Start Document text

A vertically flexible lance 44 is cantilevered from a position in the upper narrow portion 42B of the terminal insertion part 42 that aligns with the fit-in part 41. The lance 44 extends toward the inner side of the case 30 and into the wide portion 42A of the terminal insertion part 42, as shown in FIG. 4. The terminal fitting 21 has a lance-locking hole 21B (see FIG. 4) and the lance 44 can engage the lance-locking hole 21B to prevent the terminal fitting 21 from slipping off toward the outside of the case 30.

A detection terminal accommodation part 43 projects from a widthwise center of the fit-in part 41 and at a position below the terminal insertion parts 42, as shown in FIG. 8, and into the case 30. The detection terminal accommodation part 43 is tube that projects farther into the case 30 than the terminal insertion parts 42, as shown in FIG. 3. The fit-in detection terminal 22 is accommodated in the detection terminal accommodation part 43 and is connected to a terminal at the inverter side when the fit-in part 41 is fit in the mounting hole 33, thereby permitting detection that the fit-in part 41 has been fit in the mounting hole 33.

An upper reinforcing rib 45A extends up from an upper surface of the upper narrow portion 42B of the terminal insertion part 42 and a lower reinforcing rib 45B extends down from a lower surface of the lower narrow portion 42B of the terminal insertion part 42. A left reinforcing rib 45C extends leftward from a side surface of the wide portion 42A of the terminal insertion part 42 and a right reinforcing rib 45D extends rightward from the side surface of the wide portion 42A of the terminal insertion part 42. The reinforcing ribs 45A, 45B, 45c and 45D connect to the fit-in part 41 and prevent the housing 11 from inclining.

Outer edges of the reinforcing ribs 45A, 45B, 45C, and 45D align with an outer edge of the fit-in part 41. The projected ends of the reinforcing ribs 45A, 45B, 45C, and 45D that are opposite the fit-in part 41 align with the projected ends of the terminal insertion parts 42. Thus, the projected ends of the reinforcing ribs 45A, 45B, 45C, and 45D projected from the fit-in part 41 extend orthogonally to the direction in which the fit-in part 41 is fit in the mounting hole 33.

The above-described reinforcing ribs 45A, 45B, 45C, and 45D are stronger than reinforcing ribs with tapered guides formed at the leading and outer ends. However, the absence of tapered guides can cause the reinforcing ribs 45A, 45B, 45C, and 45D to interfere with the fit-in tubular part 34 when fitting the fit-in part 41 in the mounting hole 33. Thus, an operation of fitting the fit-in part 41 in the mounting hole 33 be performed smoothly. Accordingly, guide ribs 46A, 46B and 46C are formed separately from the reinforcing ribs 45A, 45B, 45C and 45D to guide the fit-in part 41 into the mounting hole 33.

The guide ribs 46A, 46B, and 46C have the same outer configuration as the outer peripheral surface of the fit-in part 41 and project from the fit-in part 41 into the case 30. The guide ribs 46A, 46B and 46C are disposed intermittently in a circumferential direction along the peripheral surface of the fit-in part 41. As shown in FIG. 13, projected ends of the guide ribs 46A, 46B and 46C opposite the fit-in part 41 are coincident with the projected ends of the reinforcing ribs 45A, 45B, 45C and 45D and with the projected ends of the terminal insertion parts 42.

End Document text

§ **Objective 1**: According to the connector housing passage, what does the lance 44 engage to keep the terminal fitting 21 from slipping off toward the outside of the case 30?
§ **Objective 2**: Write out part of the connector housing passage, beginning at the words "The above-described reinforcing" and stopping after "into the mounting hole 33.".

Start Data extract

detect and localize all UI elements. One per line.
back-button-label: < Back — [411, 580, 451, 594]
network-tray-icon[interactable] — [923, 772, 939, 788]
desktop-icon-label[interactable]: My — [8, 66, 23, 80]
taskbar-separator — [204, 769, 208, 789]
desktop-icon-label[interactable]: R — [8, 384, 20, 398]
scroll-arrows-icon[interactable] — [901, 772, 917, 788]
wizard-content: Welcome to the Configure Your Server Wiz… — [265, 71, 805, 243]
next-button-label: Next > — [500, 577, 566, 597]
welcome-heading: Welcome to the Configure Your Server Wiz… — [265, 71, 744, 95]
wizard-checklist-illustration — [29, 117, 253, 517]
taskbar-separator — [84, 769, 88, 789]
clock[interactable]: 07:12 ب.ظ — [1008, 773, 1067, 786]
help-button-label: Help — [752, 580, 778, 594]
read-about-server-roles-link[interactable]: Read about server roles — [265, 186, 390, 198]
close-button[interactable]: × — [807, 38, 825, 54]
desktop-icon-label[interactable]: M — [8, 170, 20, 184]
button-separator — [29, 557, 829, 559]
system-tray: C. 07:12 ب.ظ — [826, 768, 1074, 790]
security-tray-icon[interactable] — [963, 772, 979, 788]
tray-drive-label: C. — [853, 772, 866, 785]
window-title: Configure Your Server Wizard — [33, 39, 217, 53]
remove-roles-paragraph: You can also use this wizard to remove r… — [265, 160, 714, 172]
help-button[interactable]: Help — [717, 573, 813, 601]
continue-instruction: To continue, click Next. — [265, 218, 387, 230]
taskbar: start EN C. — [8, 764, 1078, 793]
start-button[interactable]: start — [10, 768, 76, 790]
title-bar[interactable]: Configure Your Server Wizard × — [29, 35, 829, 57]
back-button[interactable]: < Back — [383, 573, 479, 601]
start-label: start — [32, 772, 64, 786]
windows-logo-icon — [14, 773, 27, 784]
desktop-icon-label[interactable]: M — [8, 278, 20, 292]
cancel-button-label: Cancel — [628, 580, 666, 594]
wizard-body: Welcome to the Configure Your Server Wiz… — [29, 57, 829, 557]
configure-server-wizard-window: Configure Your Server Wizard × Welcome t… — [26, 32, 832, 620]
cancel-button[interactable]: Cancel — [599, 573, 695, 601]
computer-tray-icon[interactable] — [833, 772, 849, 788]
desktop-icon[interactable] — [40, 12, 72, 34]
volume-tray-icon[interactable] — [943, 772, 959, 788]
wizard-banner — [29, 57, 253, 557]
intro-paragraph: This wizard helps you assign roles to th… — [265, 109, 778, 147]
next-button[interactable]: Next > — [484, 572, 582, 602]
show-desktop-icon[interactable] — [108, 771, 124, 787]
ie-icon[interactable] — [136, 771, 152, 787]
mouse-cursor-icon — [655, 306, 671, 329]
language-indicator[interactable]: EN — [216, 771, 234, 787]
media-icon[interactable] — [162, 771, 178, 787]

End Data extract

§ **Task response 1**: The lance-locking hole 21B in the terminal fitting 21.

§ **Task response 2**:
The above-described reinforcing ribs 45A, 45B, 45C, and 45D are stronger than reinforcing ribs with tapered guides formed at the leading and outer ends. However, the absence of tapered guides can cause the reinforcing ribs 45A, 45B, 45C, and 45D to interfere with the fit-in tubular part 34 when fitting the fit-in part 41 in the mounting hole 33. Thus, an operation of fitting the fit-in part 41 in the mounting hole 33 be performed smoothly. Accordingly, guide ribs 46A, 46B and 46C are formed separately from the reinforcing ribs 45A, 45B, 45C and 45D to guide the fit-in part 41 into the mounting hole 33.